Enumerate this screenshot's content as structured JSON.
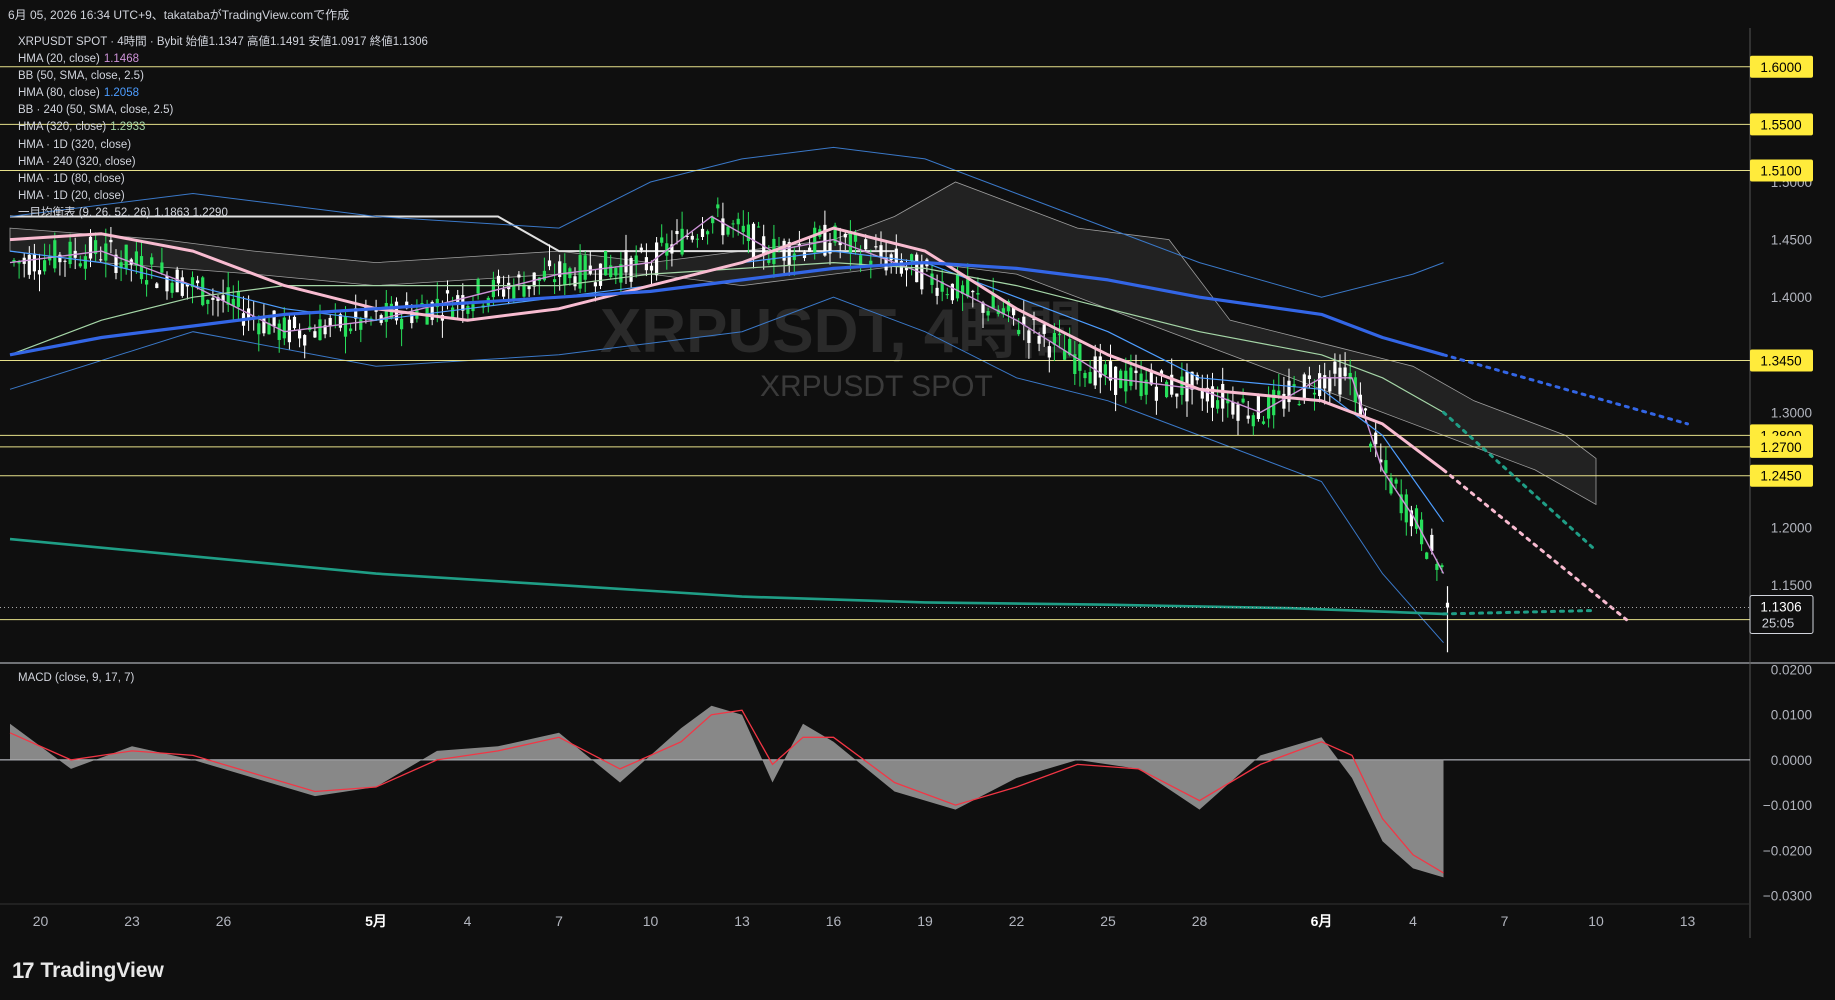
{
  "header": {
    "attribution": "6月 05, 2026 16:34 UTC+9、takatabaがTradingView.comで作成",
    "symbol_line": "XRPUSDT SPOT · 4時間 · Bybit  始値1.1347  高値1.1491  安値1.0917  終値1.1306"
  },
  "legend": [
    {
      "label": "HMA (20, close)",
      "value": "1.1468",
      "color": "#ce93d8"
    },
    {
      "label": "BB (50, SMA, close, 2.5)",
      "value": "",
      "color": "#d1d4dc"
    },
    {
      "label": "HMA (80, close)",
      "value": "1.2058",
      "color": "#4d9dff"
    },
    {
      "label": "BB · 240 (50, SMA, close, 2.5)",
      "value": "",
      "color": "#d1d4dc"
    },
    {
      "label": "HMA (320, close)",
      "value": "1.2933",
      "color": "#a5d6a7"
    },
    {
      "label": "HMA · 1D (320, close)",
      "value": "",
      "color": "#d1d4dc"
    },
    {
      "label": "HMA · 240 (320, close)",
      "value": "",
      "color": "#d1d4dc"
    },
    {
      "label": "HMA · 1D (80, close)",
      "value": "",
      "color": "#d1d4dc"
    },
    {
      "label": "HMA · 1D (20, close)",
      "value": "",
      "color": "#d1d4dc"
    },
    {
      "label": "一目均衡表 (9, 26, 52, 26)",
      "value": "1.1863  1.2290",
      "color": "#d1d4dc"
    }
  ],
  "watermark": {
    "big": "XRPUSDT, 4時間",
    "small": "XRPUSDT SPOT"
  },
  "macd_label": "MACD (close, 9, 17, 7)",
  "brand": {
    "logo": "17",
    "name": "TradingView"
  },
  "colors": {
    "background": "#0f0f0f",
    "level_line": "#e6e08a",
    "level_label_bg": "#ffeb3b",
    "hma20": "#ce93d8",
    "hma80": "#4d9dff",
    "hma320": "#a5d6a7",
    "hma1d80": "#f8bbd0",
    "hma1d320": "#3366e6",
    "hma240_320": "#1f9e86",
    "bb": "#3a78c8",
    "ichimoku": "#9e9e9e",
    "candle_up": "#27e05b",
    "candle_down": "#ffffff",
    "macd_hist": "#9e9e9e",
    "macd_signal": "#f23645"
  },
  "chart_data": [
    {
      "type": "line",
      "title": "XRPUSDT SPOT · 4時間 · Bybit",
      "price_axis": {
        "range": [
          1.085,
          1.625
        ],
        "tick_labels": [
          "1.5000",
          "1.4500",
          "1.4000",
          "1.3000",
          "1.2000",
          "1.1500"
        ]
      },
      "horizontal_levels": [
        "1.6000",
        "1.5500",
        "1.5100",
        "1.3450",
        "1.2800",
        "1.2700",
        "1.2450",
        "1.1200"
      ],
      "last_price": {
        "value": "1.1306",
        "countdown": "25:05"
      },
      "ohlc": {
        "open": 1.1347,
        "high": 1.1491,
        "low": 1.0917,
        "close": 1.1306
      },
      "x_axis": {
        "tick_labels": [
          "20",
          "23",
          "26",
          "5月",
          "4",
          "7",
          "10",
          "13",
          "16",
          "19",
          "22",
          "25",
          "28",
          "6月",
          "4",
          "7",
          "10",
          "13"
        ],
        "month_labels": [
          "5月",
          "6月"
        ]
      },
      "series": [
        {
          "name": "HMA (20, close)",
          "last_value": 1.1468,
          "x": [
            "4/19",
            "4/22",
            "4/25",
            "4/28",
            "5/1",
            "5/4",
            "5/7",
            "5/10",
            "5/12",
            "5/14",
            "5/16",
            "5/19",
            "5/22",
            "5/25",
            "5/28",
            "5/30",
            "6/1",
            "6/2",
            "6/3",
            "6/4",
            "6/5"
          ],
          "values": [
            1.43,
            1.44,
            1.41,
            1.37,
            1.38,
            1.4,
            1.42,
            1.43,
            1.47,
            1.44,
            1.45,
            1.42,
            1.38,
            1.33,
            1.32,
            1.3,
            1.33,
            1.33,
            1.25,
            1.21,
            1.16
          ]
        },
        {
          "name": "HMA (80, close)",
          "last_value": 1.2058,
          "x": [
            "4/19",
            "4/22",
            "4/25",
            "4/28",
            "5/1",
            "5/4",
            "5/7",
            "5/10",
            "5/13",
            "5/16",
            "5/19",
            "5/22",
            "5/25",
            "5/28",
            "6/1",
            "6/3",
            "6/5"
          ],
          "values": [
            1.44,
            1.43,
            1.41,
            1.39,
            1.38,
            1.39,
            1.4,
            1.41,
            1.43,
            1.44,
            1.43,
            1.4,
            1.37,
            1.33,
            1.32,
            1.28,
            1.205
          ]
        },
        {
          "name": "HMA (320, close)",
          "last_value": 1.2933,
          "x": [
            "4/19",
            "4/22",
            "4/25",
            "4/28",
            "5/1",
            "5/4",
            "5/7",
            "5/10",
            "5/13",
            "5/16",
            "5/19",
            "5/22",
            "5/25",
            "5/28",
            "6/1",
            "6/3",
            "6/5"
          ],
          "values": [
            1.35,
            1.38,
            1.4,
            1.41,
            1.41,
            1.41,
            1.41,
            1.42,
            1.425,
            1.43,
            1.425,
            1.41,
            1.39,
            1.37,
            1.35,
            1.33,
            1.3
          ]
        },
        {
          "name": "HMA · 1D (80, close)",
          "x": [
            "4/19",
            "4/22",
            "4/25",
            "4/28",
            "5/1",
            "5/4",
            "5/7",
            "5/10",
            "5/13",
            "5/16",
            "5/19",
            "5/22",
            "5/25",
            "5/28",
            "6/1",
            "6/3",
            "6/5"
          ],
          "values": [
            1.45,
            1.455,
            1.44,
            1.41,
            1.39,
            1.38,
            1.39,
            1.41,
            1.43,
            1.46,
            1.44,
            1.39,
            1.35,
            1.32,
            1.31,
            1.29,
            1.25
          ]
        },
        {
          "name": "HMA · 1D (320, close)",
          "x": [
            "4/19",
            "4/22",
            "4/25",
            "4/28",
            "5/1",
            "5/4",
            "5/7",
            "5/10",
            "5/13",
            "5/16",
            "5/19",
            "5/22",
            "5/25",
            "5/28",
            "6/1",
            "6/3",
            "6/5"
          ],
          "values": [
            1.35,
            1.365,
            1.375,
            1.385,
            1.39,
            1.395,
            1.4,
            1.405,
            1.415,
            1.425,
            1.43,
            1.425,
            1.415,
            1.4,
            1.385,
            1.365,
            1.35
          ]
        },
        {
          "name": "HMA · 240 (320, close)",
          "x": [
            "4/19",
            "4/25",
            "5/1",
            "5/7",
            "5/13",
            "5/19",
            "5/25",
            "5/31",
            "6/5"
          ],
          "values": [
            1.19,
            1.175,
            1.16,
            1.15,
            1.14,
            1.135,
            1.133,
            1.13,
            1.125
          ]
        }
      ]
    },
    {
      "type": "bar",
      "title": "MACD (close, 9, 17, 7)",
      "y_axis": {
        "range": [
          -0.031,
          0.021
        ],
        "tick_labels": [
          "0.0200",
          "0.0100",
          "0.0000",
          "−0.0100",
          "−0.0200",
          "−0.0300"
        ]
      },
      "x": [
        "4/19",
        "4/21",
        "4/23",
        "4/25",
        "4/27",
        "4/29",
        "5/1",
        "5/3",
        "5/5",
        "5/7",
        "5/9",
        "5/11",
        "5/12",
        "5/13",
        "5/14",
        "5/15",
        "5/16",
        "5/18",
        "5/20",
        "5/22",
        "5/24",
        "5/26",
        "5/28",
        "5/30",
        "6/1",
        "6/2",
        "6/3",
        "6/4",
        "6/5"
      ],
      "series": [
        {
          "name": "MACD",
          "values": [
            0.008,
            -0.002,
            0.003,
            0.0,
            -0.004,
            -0.008,
            -0.006,
            0.002,
            0.003,
            0.006,
            -0.005,
            0.007,
            0.012,
            0.01,
            -0.005,
            0.008,
            0.004,
            -0.007,
            -0.011,
            -0.004,
            0.0,
            -0.002,
            -0.011,
            0.001,
            0.005,
            -0.004,
            -0.018,
            -0.024,
            -0.026
          ]
        },
        {
          "name": "Signal",
          "values": [
            0.006,
            0.0,
            0.002,
            0.001,
            -0.003,
            -0.007,
            -0.006,
            0.0,
            0.002,
            0.005,
            -0.002,
            0.004,
            0.01,
            0.011,
            -0.001,
            0.005,
            0.005,
            -0.005,
            -0.01,
            -0.006,
            -0.001,
            -0.002,
            -0.009,
            -0.001,
            0.004,
            0.001,
            -0.013,
            -0.021,
            -0.025
          ]
        }
      ]
    }
  ]
}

════════════════════

Give only the number of lines in the entries above that hold the string "XRPUSDT".

▶ _WRITTEN RESPONSE_
4